Exercise requirements >> Keep only the lines where "title" appears.

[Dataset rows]
"""

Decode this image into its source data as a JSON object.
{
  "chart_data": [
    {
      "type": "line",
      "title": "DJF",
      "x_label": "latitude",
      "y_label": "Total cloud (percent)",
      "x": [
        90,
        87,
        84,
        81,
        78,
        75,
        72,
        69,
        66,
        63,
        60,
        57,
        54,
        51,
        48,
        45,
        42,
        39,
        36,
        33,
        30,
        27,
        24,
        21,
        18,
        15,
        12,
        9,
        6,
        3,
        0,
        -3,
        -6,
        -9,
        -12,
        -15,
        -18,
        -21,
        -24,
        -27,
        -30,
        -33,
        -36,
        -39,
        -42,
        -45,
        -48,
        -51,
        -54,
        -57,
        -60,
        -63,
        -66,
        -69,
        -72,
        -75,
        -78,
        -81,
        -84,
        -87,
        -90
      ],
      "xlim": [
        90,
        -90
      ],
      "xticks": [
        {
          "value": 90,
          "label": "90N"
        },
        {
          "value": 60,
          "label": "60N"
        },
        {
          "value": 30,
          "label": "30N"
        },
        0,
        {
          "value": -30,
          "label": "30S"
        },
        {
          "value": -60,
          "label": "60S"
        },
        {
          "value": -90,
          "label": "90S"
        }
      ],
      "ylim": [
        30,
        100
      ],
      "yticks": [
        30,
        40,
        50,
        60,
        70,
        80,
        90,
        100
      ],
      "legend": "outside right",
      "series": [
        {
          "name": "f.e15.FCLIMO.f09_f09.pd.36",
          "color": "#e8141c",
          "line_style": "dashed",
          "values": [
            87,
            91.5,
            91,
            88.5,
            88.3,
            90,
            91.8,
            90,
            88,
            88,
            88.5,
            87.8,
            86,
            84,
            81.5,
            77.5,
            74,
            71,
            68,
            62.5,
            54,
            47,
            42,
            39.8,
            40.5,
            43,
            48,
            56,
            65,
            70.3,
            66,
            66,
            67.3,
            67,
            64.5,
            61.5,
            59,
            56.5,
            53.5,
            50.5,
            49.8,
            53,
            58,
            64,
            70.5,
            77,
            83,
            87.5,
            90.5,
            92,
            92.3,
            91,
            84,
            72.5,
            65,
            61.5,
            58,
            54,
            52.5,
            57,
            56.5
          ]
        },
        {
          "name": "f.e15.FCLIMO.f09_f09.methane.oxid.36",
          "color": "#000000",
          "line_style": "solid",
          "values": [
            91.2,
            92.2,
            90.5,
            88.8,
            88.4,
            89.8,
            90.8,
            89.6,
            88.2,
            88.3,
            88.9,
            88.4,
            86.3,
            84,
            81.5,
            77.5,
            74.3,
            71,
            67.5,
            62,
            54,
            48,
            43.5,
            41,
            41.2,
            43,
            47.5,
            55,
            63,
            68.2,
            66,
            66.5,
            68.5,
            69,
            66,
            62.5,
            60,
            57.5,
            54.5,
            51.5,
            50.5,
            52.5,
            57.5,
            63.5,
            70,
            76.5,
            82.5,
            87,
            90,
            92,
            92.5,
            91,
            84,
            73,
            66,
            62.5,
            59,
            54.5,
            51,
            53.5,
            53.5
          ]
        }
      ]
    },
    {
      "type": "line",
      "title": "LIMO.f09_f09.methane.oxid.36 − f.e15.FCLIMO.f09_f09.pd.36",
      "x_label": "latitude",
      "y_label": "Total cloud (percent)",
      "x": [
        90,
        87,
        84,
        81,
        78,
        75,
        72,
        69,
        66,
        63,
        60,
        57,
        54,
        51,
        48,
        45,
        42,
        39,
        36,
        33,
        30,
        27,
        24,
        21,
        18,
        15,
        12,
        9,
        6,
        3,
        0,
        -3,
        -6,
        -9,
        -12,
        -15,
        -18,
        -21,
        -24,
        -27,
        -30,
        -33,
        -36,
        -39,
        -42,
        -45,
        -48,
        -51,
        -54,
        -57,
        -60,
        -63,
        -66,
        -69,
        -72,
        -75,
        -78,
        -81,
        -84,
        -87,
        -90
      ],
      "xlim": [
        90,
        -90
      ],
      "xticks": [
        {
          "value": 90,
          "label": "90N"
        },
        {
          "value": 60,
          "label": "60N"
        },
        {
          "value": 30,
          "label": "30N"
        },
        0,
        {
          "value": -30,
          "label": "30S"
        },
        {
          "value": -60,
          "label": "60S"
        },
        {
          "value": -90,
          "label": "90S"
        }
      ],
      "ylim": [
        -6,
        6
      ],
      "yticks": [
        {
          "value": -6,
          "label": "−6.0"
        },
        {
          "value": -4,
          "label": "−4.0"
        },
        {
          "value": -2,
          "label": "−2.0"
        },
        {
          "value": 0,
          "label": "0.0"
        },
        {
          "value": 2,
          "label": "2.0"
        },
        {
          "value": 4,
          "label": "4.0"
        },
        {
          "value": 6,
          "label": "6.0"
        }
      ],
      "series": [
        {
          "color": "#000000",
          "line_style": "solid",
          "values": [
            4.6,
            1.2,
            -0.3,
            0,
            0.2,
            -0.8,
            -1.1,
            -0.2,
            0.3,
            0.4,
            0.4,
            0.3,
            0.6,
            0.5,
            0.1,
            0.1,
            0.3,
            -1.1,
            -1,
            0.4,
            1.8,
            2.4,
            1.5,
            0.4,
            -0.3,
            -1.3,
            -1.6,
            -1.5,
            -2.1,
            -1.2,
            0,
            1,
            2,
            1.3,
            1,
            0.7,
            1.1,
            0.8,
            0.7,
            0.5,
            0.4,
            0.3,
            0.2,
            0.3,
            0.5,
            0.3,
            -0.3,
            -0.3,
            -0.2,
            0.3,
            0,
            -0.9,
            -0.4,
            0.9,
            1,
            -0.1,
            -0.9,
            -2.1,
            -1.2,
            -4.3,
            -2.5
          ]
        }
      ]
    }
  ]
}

"""

Written answer >>
      "title": "DJF",
      "title": "LIMO.f09_f09.methane.oxid.36 − f.e15.FCLIMO.f09_f09.pd.36",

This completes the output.